GIVEN PROBLEM: Exactly as written, please set down all of the entries again, with no pictures.

EXTRACTED ENTRIES:
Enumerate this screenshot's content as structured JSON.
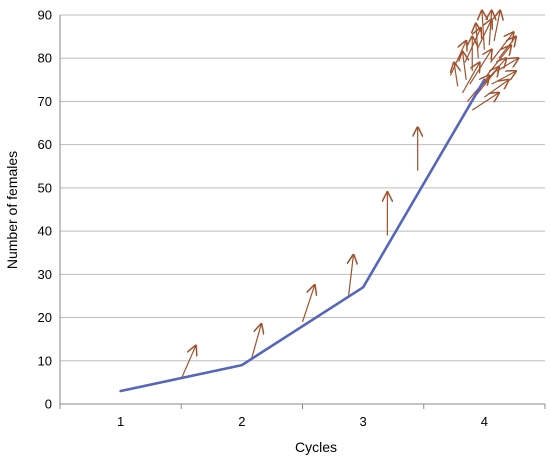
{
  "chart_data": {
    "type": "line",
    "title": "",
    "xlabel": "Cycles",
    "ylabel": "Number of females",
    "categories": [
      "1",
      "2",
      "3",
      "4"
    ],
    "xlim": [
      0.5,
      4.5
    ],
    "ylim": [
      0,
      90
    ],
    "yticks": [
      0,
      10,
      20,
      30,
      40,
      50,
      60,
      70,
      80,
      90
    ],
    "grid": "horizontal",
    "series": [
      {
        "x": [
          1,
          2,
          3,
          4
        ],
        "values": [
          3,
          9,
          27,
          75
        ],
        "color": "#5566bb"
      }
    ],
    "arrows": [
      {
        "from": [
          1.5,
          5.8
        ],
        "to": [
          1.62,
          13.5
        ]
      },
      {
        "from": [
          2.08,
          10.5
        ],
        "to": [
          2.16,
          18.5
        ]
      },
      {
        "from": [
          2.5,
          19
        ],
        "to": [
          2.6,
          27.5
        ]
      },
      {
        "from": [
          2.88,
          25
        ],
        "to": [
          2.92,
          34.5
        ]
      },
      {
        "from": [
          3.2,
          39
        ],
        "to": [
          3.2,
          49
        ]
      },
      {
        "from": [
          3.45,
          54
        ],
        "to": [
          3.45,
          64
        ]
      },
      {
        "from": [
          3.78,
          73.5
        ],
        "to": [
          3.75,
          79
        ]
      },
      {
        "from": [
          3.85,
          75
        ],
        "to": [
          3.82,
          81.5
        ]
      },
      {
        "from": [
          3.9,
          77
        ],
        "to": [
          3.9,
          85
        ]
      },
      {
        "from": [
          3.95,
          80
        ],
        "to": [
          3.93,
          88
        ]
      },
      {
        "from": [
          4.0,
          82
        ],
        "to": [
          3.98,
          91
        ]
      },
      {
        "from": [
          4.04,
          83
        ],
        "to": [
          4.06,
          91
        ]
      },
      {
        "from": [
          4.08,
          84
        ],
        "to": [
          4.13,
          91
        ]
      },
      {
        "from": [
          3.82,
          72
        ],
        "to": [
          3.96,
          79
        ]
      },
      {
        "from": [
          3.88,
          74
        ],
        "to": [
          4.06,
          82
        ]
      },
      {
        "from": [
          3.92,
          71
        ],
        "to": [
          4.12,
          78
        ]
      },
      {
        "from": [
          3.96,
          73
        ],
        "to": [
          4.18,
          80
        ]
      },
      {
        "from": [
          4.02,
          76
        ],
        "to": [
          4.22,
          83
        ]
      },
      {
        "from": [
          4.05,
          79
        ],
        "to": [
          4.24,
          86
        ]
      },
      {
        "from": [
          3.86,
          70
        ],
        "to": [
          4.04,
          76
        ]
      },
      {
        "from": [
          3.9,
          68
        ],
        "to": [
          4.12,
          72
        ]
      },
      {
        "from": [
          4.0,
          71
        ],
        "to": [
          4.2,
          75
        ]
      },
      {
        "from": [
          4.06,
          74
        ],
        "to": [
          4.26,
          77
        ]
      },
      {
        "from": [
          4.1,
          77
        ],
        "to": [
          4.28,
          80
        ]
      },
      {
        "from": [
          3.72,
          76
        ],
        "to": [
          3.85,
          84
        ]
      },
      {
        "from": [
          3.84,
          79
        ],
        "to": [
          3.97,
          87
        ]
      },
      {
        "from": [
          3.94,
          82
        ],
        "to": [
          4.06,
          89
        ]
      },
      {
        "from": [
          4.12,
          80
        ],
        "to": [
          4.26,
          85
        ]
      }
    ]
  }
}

SOLUTION:
Enumerate this screenshot's content as structured JSON.
{
  "chart_data": {
    "type": "line",
    "title": "",
    "xlabel": "Cycles",
    "ylabel": "Number of females",
    "categories": [
      "1",
      "2",
      "3",
      "4"
    ],
    "xlim": [
      0.5,
      4.5
    ],
    "ylim": [
      0,
      90
    ],
    "yticks": [
      0,
      10,
      20,
      30,
      40,
      50,
      60,
      70,
      80,
      90
    ],
    "grid": "horizontal",
    "series": [
      {
        "x": [
          1,
          2,
          3,
          4
        ],
        "values": [
          3,
          9,
          27,
          75
        ],
        "color": "#5566bb"
      }
    ],
    "arrows": [
      {
        "from": [
          1.5,
          5.8
        ],
        "to": [
          1.62,
          13.5
        ]
      },
      {
        "from": [
          2.08,
          10.5
        ],
        "to": [
          2.16,
          18.5
        ]
      },
      {
        "from": [
          2.5,
          19
        ],
        "to": [
          2.6,
          27.5
        ]
      },
      {
        "from": [
          2.88,
          25
        ],
        "to": [
          2.92,
          34.5
        ]
      },
      {
        "from": [
          3.2,
          39
        ],
        "to": [
          3.2,
          49
        ]
      },
      {
        "from": [
          3.45,
          54
        ],
        "to": [
          3.45,
          64
        ]
      },
      {
        "from": [
          3.78,
          73.5
        ],
        "to": [
          3.75,
          79
        ]
      },
      {
        "from": [
          3.85,
          75
        ],
        "to": [
          3.82,
          81.5
        ]
      },
      {
        "from": [
          3.9,
          77
        ],
        "to": [
          3.9,
          85
        ]
      },
      {
        "from": [
          3.95,
          80
        ],
        "to": [
          3.93,
          88
        ]
      },
      {
        "from": [
          4.0,
          82
        ],
        "to": [
          3.98,
          91
        ]
      },
      {
        "from": [
          4.04,
          83
        ],
        "to": [
          4.06,
          91
        ]
      },
      {
        "from": [
          4.08,
          84
        ],
        "to": [
          4.13,
          91
        ]
      },
      {
        "from": [
          3.82,
          72
        ],
        "to": [
          3.96,
          79
        ]
      },
      {
        "from": [
          3.88,
          74
        ],
        "to": [
          4.06,
          82
        ]
      },
      {
        "from": [
          3.92,
          71
        ],
        "to": [
          4.12,
          78
        ]
      },
      {
        "from": [
          3.96,
          73
        ],
        "to": [
          4.18,
          80
        ]
      },
      {
        "from": [
          4.02,
          76
        ],
        "to": [
          4.22,
          83
        ]
      },
      {
        "from": [
          4.05,
          79
        ],
        "to": [
          4.24,
          86
        ]
      },
      {
        "from": [
          3.86,
          70
        ],
        "to": [
          4.04,
          76
        ]
      },
      {
        "from": [
          3.9,
          68
        ],
        "to": [
          4.12,
          72
        ]
      },
      {
        "from": [
          4.0,
          71
        ],
        "to": [
          4.2,
          75
        ]
      },
      {
        "from": [
          4.06,
          74
        ],
        "to": [
          4.26,
          77
        ]
      },
      {
        "from": [
          4.1,
          77
        ],
        "to": [
          4.28,
          80
        ]
      },
      {
        "from": [
          3.72,
          76
        ],
        "to": [
          3.85,
          84
        ]
      },
      {
        "from": [
          3.84,
          79
        ],
        "to": [
          3.97,
          87
        ]
      },
      {
        "from": [
          3.94,
          82
        ],
        "to": [
          4.06,
          89
        ]
      },
      {
        "from": [
          4.12,
          80
        ],
        "to": [
          4.26,
          85
        ]
      }
    ]
  }
}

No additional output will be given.